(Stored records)

────────────────

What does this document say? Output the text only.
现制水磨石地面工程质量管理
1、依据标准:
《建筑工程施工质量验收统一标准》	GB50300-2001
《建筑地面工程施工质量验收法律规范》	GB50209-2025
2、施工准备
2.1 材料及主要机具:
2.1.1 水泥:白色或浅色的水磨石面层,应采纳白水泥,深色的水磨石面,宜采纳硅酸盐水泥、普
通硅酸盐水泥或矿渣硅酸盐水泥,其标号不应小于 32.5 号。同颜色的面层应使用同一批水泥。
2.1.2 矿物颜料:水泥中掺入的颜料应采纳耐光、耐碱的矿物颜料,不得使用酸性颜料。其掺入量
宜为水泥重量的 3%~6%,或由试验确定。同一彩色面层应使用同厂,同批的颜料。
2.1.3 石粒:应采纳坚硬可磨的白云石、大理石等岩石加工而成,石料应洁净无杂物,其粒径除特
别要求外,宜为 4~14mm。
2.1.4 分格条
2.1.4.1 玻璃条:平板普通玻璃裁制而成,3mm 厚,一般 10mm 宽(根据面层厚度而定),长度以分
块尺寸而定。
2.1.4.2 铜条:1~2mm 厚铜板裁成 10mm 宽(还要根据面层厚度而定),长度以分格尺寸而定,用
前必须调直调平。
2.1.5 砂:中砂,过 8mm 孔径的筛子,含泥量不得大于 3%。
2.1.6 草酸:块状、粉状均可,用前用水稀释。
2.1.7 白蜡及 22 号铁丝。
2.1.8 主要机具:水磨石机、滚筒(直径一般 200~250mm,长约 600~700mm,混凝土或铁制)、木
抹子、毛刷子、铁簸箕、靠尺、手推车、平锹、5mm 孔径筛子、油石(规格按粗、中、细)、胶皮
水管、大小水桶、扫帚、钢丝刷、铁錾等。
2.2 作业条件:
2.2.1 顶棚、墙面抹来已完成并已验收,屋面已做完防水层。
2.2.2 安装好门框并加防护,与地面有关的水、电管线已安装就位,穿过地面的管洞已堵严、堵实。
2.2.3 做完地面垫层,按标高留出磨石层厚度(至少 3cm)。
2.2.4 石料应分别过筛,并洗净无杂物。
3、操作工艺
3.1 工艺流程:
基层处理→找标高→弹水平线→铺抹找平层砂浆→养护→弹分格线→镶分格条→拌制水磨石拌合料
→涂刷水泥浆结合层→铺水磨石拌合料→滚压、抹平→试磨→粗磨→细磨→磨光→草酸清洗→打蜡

────────────────

The exercise:
Please output the entries above, every line exactly as it reads.

Task result:
What does this document say? Output the text only.
现制水磨石地面工程质量管理
1、依据标准:
《建筑工程施工质量验收统一标准》	GB50300-2001
《建筑地面工程施工质量验收法律规范》	GB50209-2025
2、施工准备
2.1 材料及主要机具:
2.1.1 水泥:白色或浅色的水磨石面层,应采纳白水泥,深色的水磨石面,宜采纳硅酸盐水泥、普
通硅酸盐水泥或矿渣硅酸盐水泥,其标号不应小于 32.5 号。同颜色的面层应使用同一批水泥。
2.1.2 矿物颜料:水泥中掺入的颜料应采纳耐光、耐碱的矿物颜料,不得使用酸性颜料。其掺入量
宜为水泥重量的 3%~6%,或由试验确定。同一彩色面层应使用同厂,同批的颜料。
2.1.3 石粒:应采纳坚硬可磨的白云石、大理石等岩石加工而成,石料应洁净无杂物,其粒径除特
别要求外,宜为 4~14mm。
2.1.4 分格条
2.1.4.1 玻璃条:平板普通玻璃裁制而成,3mm 厚,一般 10mm 宽(根据面层厚度而定),长度以分
块尺寸而定。
2.1.4.2 铜条:1~2mm 厚铜板裁成 10mm 宽(还要根据面层厚度而定),长度以分格尺寸而定,用
前必须调直调平。
2.1.5 砂:中砂,过 8mm 孔径的筛子,含泥量不得大于 3%。
2.1.6 草酸:块状、粉状均可,用前用水稀释。
2.1.7 白蜡及 22 号铁丝。
2.1.8 主要机具:水磨石机、滚筒(直径一般 200~250mm,长约 600~700mm,混凝土或铁制)、木
抹子、毛刷子、铁簸箕、靠尺、手推车、平锹、5mm 孔径筛子、油石(规格按粗、中、细)、胶皮
水管、大小水桶、扫帚、钢丝刷、铁錾等。
2.2 作业条件:
2.2.1 顶棚、墙面抹来已完成并已验收,屋面已做完防水层。
2.2.2 安装好门框并加防护,与地面有关的水、电管线已安装就位,穿过地面的管洞已堵严、堵实。
2.2.3 做完地面垫层,按标高留出磨石层厚度(至少 3cm)。
2.2.4 石料应分别过筛,并洗净无杂物。
3、操作工艺
3.1 工艺流程:
基层处理→找标高→弹水平线→铺抹找平层砂浆→养护→弹分格线→镶分格条→拌制水磨石拌合料
→涂刷水泥浆结合层→铺水磨石拌合料→滚压、抹平→试磨→粗磨→细磨→磨光→草酸清洗→打蜡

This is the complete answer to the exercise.